Exercise requirements
Return every line of the data below that contains the string "pression", matching case exactly.

Material for this exercise
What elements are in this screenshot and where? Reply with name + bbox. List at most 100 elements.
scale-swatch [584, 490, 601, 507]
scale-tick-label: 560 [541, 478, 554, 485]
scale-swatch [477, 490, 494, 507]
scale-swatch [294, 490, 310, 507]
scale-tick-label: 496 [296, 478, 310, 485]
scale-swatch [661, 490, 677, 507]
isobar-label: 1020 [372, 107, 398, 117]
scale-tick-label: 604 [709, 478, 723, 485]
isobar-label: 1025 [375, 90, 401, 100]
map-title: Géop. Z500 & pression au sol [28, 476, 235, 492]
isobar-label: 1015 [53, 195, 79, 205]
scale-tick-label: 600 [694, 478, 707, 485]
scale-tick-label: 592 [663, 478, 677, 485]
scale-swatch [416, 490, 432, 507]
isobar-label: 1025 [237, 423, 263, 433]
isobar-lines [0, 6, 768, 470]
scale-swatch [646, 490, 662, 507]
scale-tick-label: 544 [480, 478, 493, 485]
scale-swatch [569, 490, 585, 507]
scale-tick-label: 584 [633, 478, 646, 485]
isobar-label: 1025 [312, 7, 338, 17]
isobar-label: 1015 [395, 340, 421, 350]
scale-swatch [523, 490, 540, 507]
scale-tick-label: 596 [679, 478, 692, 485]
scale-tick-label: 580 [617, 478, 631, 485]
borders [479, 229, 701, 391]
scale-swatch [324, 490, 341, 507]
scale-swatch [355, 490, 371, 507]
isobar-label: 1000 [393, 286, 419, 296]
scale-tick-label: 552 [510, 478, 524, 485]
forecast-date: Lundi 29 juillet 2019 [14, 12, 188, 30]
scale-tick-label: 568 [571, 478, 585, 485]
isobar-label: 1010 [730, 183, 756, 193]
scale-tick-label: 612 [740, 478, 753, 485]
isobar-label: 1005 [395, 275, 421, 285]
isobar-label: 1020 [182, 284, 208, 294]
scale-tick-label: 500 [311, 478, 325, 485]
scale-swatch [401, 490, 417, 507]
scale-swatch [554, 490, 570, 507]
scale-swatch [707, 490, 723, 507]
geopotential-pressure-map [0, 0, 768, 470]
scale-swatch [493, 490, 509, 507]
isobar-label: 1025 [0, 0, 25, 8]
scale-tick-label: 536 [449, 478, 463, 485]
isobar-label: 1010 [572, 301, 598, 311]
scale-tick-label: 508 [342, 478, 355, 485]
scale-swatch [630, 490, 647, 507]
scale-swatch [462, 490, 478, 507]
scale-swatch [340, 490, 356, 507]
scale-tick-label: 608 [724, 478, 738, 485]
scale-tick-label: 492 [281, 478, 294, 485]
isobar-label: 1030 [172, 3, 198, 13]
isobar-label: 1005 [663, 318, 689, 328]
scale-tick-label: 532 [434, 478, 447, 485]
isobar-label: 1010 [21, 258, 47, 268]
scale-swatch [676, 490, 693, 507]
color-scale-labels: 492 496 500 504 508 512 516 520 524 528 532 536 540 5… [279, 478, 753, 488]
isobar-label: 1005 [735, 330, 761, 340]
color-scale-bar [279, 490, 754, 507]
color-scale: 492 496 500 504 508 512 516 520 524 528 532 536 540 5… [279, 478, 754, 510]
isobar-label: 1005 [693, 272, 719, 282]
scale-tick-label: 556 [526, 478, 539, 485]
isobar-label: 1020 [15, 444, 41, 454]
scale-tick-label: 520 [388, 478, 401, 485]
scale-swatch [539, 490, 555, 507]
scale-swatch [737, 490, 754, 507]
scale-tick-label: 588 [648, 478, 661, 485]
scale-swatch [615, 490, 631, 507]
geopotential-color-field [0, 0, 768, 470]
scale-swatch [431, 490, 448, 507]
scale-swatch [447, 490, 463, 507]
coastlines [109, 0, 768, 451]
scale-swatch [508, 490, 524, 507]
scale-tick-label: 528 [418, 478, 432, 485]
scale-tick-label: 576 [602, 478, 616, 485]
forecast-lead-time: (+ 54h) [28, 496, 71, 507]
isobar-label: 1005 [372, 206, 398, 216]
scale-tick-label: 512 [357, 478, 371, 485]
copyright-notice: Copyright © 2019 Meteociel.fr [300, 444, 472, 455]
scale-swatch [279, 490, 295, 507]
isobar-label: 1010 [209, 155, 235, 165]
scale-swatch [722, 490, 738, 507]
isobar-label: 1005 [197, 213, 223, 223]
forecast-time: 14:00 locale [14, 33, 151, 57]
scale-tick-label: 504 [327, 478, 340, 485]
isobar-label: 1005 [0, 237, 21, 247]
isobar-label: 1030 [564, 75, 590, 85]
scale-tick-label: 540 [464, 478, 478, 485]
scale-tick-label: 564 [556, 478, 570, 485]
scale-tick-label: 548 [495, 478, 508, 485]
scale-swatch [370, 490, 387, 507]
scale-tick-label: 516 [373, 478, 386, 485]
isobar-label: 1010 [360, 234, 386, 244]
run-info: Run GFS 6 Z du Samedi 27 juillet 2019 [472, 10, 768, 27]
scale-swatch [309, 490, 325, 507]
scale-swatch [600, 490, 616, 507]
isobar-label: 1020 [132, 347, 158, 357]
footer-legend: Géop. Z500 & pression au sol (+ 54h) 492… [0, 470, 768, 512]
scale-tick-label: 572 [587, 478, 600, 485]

Reply to the exercise
map-title: Géop. Z500 & pression au sol [28, 476, 235, 492]
footer-legend: Géop. Z500 & pression au sol (+ 54h) 492… [0, 470, 768, 512]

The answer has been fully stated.